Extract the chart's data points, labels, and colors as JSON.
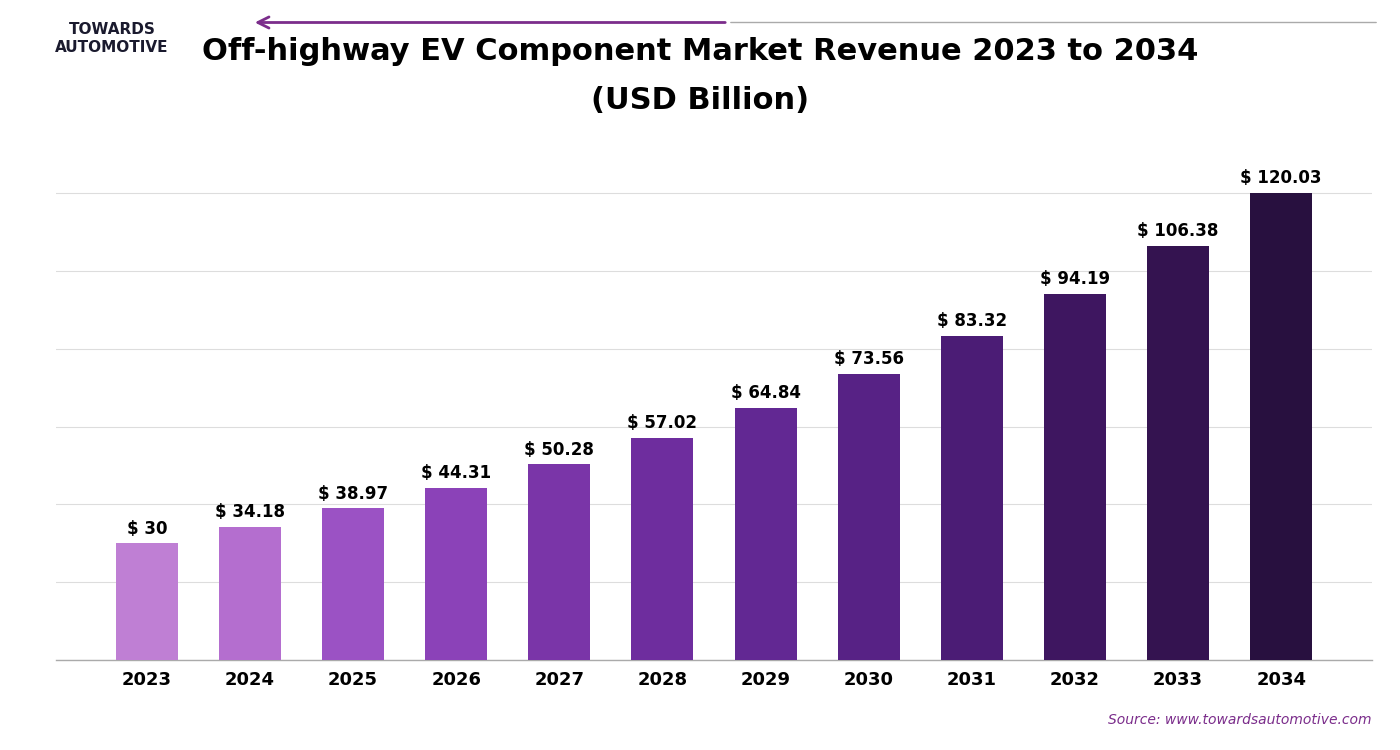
{
  "years": [
    2023,
    2024,
    2025,
    2026,
    2027,
    2028,
    2029,
    2030,
    2031,
    2032,
    2033,
    2034
  ],
  "values": [
    30,
    34.18,
    38.97,
    44.31,
    50.28,
    57.02,
    64.84,
    73.56,
    83.32,
    94.19,
    106.38,
    120.03
  ],
  "labels": [
    "$ 30",
    "$ 34.18",
    "$ 38.97",
    "$ 44.31",
    "$ 50.28",
    "$ 57.02",
    "$ 64.84",
    "$ 73.56",
    "$ 83.32",
    "$ 94.19",
    "$ 106.38",
    "$ 120.03"
  ],
  "bar_colors": [
    "#bf7fd4",
    "#b46ecf",
    "#9b52c4",
    "#8b42b8",
    "#7a35a8",
    "#6e2d9e",
    "#622893",
    "#572285",
    "#4b1c75",
    "#3e1660",
    "#341350",
    "#28103f"
  ],
  "title_line1": "Off-highway EV Component Market Revenue 2023 to 2034",
  "title_line2": "(USD Billion)",
  "title_fontsize": 22,
  "background_color": "#ffffff",
  "grid_color": "#dddddd",
  "source_text": "Source: www.towardsautomotive.com",
  "source_color": "#7b2d8b",
  "arrow_color": "#7b2d8b",
  "label_fontsize": 12,
  "tick_fontsize": 13,
  "ylim": [
    0,
    135
  ],
  "bar_width": 0.6
}
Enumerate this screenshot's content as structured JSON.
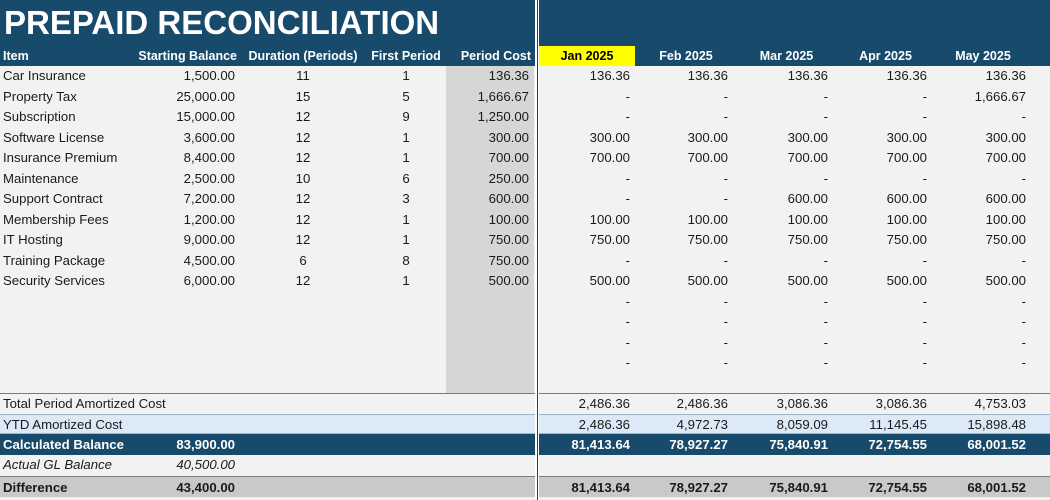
{
  "title": "PREPAID RECONCILIATION",
  "headers": {
    "item": "Item",
    "starting_balance": "Starting Balance",
    "duration": "Duration (Periods)",
    "first_period": "First Period",
    "period_cost": "Period Cost",
    "months": [
      "Jan 2025",
      "Feb 2025",
      "Mar 2025",
      "Apr 2025",
      "May 2025"
    ]
  },
  "rows": [
    {
      "item": "Car Insurance",
      "start": "1,500.00",
      "duration": "11",
      "first": "1",
      "cost": "136.36",
      "months": [
        "136.36",
        "136.36",
        "136.36",
        "136.36",
        "136.36"
      ]
    },
    {
      "item": "Property Tax",
      "start": "25,000.00",
      "duration": "15",
      "first": "5",
      "cost": "1,666.67",
      "months": [
        "-",
        "-",
        "-",
        "-",
        "1,666.67"
      ]
    },
    {
      "item": "Subscription",
      "start": "15,000.00",
      "duration": "12",
      "first": "9",
      "cost": "1,250.00",
      "months": [
        "-",
        "-",
        "-",
        "-",
        "-"
      ]
    },
    {
      "item": "Software License",
      "start": "3,600.00",
      "duration": "12",
      "first": "1",
      "cost": "300.00",
      "months": [
        "300.00",
        "300.00",
        "300.00",
        "300.00",
        "300.00"
      ]
    },
    {
      "item": "Insurance Premium",
      "start": "8,400.00",
      "duration": "12",
      "first": "1",
      "cost": "700.00",
      "months": [
        "700.00",
        "700.00",
        "700.00",
        "700.00",
        "700.00"
      ]
    },
    {
      "item": "Maintenance",
      "start": "2,500.00",
      "duration": "10",
      "first": "6",
      "cost": "250.00",
      "months": [
        "-",
        "-",
        "-",
        "-",
        "-"
      ]
    },
    {
      "item": "Support Contract",
      "start": "7,200.00",
      "duration": "12",
      "first": "3",
      "cost": "600.00",
      "months": [
        "-",
        "-",
        "600.00",
        "600.00",
        "600.00"
      ]
    },
    {
      "item": "Membership Fees",
      "start": "1,200.00",
      "duration": "12",
      "first": "1",
      "cost": "100.00",
      "months": [
        "100.00",
        "100.00",
        "100.00",
        "100.00",
        "100.00"
      ]
    },
    {
      "item": "IT Hosting",
      "start": "9,000.00",
      "duration": "12",
      "first": "1",
      "cost": "750.00",
      "months": [
        "750.00",
        "750.00",
        "750.00",
        "750.00",
        "750.00"
      ]
    },
    {
      "item": "Training Package",
      "start": "4,500.00",
      "duration": "6",
      "first": "8",
      "cost": "750.00",
      "months": [
        "-",
        "-",
        "-",
        "-",
        "-"
      ]
    },
    {
      "item": "Security Services",
      "start": "6,000.00",
      "duration": "12",
      "first": "1",
      "cost": "500.00",
      "months": [
        "500.00",
        "500.00",
        "500.00",
        "500.00",
        "500.00"
      ]
    },
    {
      "item": "",
      "start": "",
      "duration": "",
      "first": "",
      "cost": "",
      "months": [
        "-",
        "-",
        "-",
        "-",
        "-"
      ]
    },
    {
      "item": "",
      "start": "",
      "duration": "",
      "first": "",
      "cost": "",
      "months": [
        "-",
        "-",
        "-",
        "-",
        "-"
      ]
    },
    {
      "item": "",
      "start": "",
      "duration": "",
      "first": "",
      "cost": "",
      "months": [
        "-",
        "-",
        "-",
        "-",
        "-"
      ]
    },
    {
      "item": "",
      "start": "",
      "duration": "",
      "first": "",
      "cost": "",
      "months": [
        "-",
        "-",
        "-",
        "-",
        "-"
      ]
    }
  ],
  "totals": {
    "total_label": "Total Period Amortized Cost",
    "total_months": [
      "2,486.36",
      "2,486.36",
      "3,086.36",
      "3,086.36",
      "4,753.03"
    ],
    "ytd_label": "YTD Amortized Cost",
    "ytd_months": [
      "2,486.36",
      "4,972.73",
      "8,059.09",
      "11,145.45",
      "15,898.48"
    ],
    "calc_label": "Calculated Balance",
    "calc_start": "83,900.00",
    "calc_months": [
      "81,413.64",
      "78,927.27",
      "75,840.91",
      "72,754.55",
      "68,001.52"
    ],
    "gl_label": "Actual GL Balance",
    "gl_start": "40,500.00",
    "diff_label": "Difference",
    "diff_start": "43,400.00",
    "diff_months": [
      "81,413.64",
      "78,927.27",
      "75,840.91",
      "72,754.55",
      "68,001.52"
    ]
  },
  "colors": {
    "header_bg": "#174a6b",
    "current_month_highlight": "#ffff00",
    "ytd_row_bg": "#dce9f6",
    "period_cost_col_bg": "#d6d6d6",
    "difference_row_bg": "#c9c9c9"
  }
}
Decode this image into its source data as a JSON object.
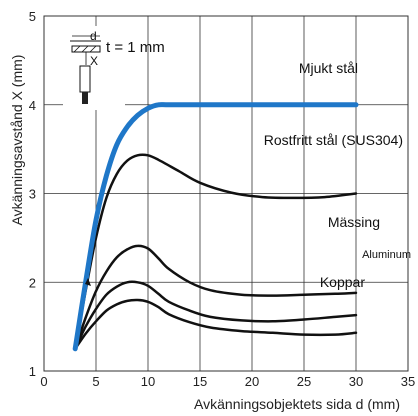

**Task details**
Of the lines in this material, state how many hold the string "labels". Write no other words.

**Answer**
2